═════ RECORDS FOR THIS EXERCISE ═════
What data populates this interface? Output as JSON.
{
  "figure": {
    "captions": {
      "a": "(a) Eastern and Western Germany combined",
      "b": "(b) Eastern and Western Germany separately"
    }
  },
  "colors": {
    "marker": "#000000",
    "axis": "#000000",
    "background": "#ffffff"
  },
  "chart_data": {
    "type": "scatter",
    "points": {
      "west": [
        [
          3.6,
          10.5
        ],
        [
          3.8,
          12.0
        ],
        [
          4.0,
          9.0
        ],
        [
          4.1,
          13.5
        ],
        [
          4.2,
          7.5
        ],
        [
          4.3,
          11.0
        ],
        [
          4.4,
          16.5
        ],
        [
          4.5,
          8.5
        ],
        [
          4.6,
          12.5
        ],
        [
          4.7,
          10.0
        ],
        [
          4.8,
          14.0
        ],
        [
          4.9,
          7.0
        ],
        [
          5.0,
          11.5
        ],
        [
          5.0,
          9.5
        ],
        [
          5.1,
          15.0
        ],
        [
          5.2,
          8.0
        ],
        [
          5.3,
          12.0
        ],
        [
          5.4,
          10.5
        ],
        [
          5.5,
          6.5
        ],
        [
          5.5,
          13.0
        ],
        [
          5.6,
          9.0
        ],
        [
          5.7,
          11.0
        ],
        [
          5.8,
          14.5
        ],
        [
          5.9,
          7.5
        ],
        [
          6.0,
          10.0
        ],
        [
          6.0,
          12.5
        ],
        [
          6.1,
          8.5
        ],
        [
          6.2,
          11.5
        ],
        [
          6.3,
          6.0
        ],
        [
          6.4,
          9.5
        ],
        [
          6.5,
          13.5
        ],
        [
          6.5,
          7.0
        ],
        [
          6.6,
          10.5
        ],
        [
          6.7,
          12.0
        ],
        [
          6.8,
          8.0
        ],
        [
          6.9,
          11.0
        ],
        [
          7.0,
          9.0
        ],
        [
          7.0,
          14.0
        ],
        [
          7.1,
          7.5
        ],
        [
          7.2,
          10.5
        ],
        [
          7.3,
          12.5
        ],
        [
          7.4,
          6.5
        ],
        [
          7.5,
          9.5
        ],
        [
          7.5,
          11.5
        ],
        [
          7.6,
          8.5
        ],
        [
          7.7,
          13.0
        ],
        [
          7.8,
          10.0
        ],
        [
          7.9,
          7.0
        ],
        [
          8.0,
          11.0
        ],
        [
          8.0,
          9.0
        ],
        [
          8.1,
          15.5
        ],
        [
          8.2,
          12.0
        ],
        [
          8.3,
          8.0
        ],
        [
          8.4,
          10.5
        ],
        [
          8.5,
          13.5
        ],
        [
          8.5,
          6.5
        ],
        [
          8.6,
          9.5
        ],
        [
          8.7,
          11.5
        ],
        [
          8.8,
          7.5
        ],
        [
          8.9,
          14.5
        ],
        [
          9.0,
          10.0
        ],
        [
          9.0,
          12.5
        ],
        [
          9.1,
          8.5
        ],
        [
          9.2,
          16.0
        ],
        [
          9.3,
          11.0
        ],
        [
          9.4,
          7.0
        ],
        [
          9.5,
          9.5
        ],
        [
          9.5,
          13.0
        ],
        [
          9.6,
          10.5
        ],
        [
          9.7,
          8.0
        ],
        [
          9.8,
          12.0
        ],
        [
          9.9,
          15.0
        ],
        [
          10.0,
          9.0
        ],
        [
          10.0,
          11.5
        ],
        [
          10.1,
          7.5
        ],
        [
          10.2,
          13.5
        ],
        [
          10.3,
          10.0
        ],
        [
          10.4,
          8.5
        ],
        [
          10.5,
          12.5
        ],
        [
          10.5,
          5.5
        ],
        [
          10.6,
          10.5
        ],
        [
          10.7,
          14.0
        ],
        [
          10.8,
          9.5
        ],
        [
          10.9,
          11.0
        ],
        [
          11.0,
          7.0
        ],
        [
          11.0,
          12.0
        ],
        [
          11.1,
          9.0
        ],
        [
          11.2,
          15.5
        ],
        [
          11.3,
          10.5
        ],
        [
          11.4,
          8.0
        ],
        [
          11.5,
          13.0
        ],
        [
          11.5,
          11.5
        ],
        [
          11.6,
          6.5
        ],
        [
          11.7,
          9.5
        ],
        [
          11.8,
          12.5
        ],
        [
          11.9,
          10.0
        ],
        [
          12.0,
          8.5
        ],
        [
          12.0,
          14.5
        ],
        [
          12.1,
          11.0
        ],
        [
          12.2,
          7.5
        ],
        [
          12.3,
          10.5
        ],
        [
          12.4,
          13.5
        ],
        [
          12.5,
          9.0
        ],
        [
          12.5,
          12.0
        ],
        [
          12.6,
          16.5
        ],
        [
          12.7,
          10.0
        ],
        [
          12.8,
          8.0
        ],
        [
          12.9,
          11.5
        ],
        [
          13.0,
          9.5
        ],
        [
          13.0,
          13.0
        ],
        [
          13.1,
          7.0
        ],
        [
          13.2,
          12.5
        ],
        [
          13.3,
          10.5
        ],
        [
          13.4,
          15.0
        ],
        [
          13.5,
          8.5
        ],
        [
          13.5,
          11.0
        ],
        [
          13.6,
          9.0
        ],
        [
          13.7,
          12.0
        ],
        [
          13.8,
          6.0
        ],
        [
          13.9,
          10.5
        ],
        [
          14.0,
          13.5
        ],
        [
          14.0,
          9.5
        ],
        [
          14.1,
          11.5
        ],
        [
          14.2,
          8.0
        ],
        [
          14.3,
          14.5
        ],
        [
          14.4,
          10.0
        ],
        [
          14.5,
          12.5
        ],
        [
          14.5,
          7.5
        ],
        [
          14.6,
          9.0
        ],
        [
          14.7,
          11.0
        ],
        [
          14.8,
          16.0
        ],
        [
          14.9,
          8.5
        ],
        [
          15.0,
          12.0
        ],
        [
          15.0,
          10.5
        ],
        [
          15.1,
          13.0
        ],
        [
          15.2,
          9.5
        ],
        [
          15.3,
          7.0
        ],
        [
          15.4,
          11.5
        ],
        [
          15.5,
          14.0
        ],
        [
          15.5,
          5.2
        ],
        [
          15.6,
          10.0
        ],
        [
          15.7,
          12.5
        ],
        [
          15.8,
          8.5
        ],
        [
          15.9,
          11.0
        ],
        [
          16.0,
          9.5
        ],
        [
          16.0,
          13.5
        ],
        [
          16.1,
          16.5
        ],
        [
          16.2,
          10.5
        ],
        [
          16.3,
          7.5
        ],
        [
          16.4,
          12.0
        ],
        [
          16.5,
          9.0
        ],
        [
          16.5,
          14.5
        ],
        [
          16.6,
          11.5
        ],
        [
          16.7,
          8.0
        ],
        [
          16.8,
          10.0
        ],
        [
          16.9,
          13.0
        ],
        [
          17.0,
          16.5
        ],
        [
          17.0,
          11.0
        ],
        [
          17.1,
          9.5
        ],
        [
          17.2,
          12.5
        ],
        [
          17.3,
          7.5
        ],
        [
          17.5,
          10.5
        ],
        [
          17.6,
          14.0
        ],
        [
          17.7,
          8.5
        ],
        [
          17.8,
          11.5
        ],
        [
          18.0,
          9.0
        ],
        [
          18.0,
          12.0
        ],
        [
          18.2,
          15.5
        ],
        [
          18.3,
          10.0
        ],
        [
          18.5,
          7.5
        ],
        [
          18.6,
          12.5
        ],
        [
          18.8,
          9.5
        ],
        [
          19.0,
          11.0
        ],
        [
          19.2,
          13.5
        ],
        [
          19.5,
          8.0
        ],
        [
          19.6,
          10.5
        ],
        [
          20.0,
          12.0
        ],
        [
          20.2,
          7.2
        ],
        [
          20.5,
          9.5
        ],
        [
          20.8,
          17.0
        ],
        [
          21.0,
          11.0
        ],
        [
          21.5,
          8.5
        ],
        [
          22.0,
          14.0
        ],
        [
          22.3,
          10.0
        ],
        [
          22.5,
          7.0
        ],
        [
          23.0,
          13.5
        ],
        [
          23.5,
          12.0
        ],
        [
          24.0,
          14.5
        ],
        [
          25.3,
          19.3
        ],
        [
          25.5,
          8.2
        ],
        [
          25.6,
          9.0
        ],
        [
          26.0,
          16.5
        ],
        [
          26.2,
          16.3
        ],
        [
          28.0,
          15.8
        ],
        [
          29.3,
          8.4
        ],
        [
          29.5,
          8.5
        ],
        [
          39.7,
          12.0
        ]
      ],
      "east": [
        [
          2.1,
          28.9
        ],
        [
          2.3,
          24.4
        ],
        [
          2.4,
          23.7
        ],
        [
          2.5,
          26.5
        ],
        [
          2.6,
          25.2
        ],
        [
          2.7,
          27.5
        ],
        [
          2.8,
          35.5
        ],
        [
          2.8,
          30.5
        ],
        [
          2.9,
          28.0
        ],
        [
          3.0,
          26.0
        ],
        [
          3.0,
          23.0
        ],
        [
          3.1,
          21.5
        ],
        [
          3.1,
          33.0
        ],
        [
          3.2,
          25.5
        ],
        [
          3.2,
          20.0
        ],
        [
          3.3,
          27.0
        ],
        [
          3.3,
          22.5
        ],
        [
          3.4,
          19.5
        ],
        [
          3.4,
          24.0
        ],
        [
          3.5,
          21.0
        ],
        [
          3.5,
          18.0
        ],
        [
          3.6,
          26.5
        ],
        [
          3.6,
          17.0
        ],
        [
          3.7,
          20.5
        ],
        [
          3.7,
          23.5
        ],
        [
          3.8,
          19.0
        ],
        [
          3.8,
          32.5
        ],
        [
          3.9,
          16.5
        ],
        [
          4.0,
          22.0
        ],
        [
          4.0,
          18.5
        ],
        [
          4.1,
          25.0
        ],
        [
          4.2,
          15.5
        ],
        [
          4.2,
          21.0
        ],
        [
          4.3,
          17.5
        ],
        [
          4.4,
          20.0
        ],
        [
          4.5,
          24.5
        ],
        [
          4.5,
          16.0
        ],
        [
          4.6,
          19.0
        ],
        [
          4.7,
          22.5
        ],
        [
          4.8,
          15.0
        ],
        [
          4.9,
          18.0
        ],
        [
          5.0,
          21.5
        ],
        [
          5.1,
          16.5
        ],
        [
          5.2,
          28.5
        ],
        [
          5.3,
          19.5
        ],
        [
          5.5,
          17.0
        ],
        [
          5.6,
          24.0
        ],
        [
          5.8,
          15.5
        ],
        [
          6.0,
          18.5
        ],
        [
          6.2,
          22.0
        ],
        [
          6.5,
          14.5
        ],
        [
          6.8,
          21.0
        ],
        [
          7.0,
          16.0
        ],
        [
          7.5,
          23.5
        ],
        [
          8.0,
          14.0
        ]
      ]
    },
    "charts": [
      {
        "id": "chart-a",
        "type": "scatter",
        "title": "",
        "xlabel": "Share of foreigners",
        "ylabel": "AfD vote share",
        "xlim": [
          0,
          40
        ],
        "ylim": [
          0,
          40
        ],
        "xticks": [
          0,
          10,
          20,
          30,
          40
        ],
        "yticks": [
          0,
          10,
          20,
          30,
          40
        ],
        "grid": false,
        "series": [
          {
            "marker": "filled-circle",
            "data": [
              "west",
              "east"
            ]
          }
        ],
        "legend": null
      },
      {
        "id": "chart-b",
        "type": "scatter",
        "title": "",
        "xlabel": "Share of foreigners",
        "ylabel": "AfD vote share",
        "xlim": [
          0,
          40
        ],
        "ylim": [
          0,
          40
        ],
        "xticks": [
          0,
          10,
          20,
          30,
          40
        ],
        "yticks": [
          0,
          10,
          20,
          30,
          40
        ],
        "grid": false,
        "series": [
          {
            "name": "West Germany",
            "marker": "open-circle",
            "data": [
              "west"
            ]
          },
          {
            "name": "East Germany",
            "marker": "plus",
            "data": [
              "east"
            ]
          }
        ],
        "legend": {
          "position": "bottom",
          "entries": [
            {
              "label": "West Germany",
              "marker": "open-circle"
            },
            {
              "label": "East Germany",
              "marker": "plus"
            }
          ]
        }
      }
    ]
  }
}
═════
__TASK DIRECTIONS__: Only the number is required: the count of lines containing the word "name".

__PROBLEM SOLUTION__: 2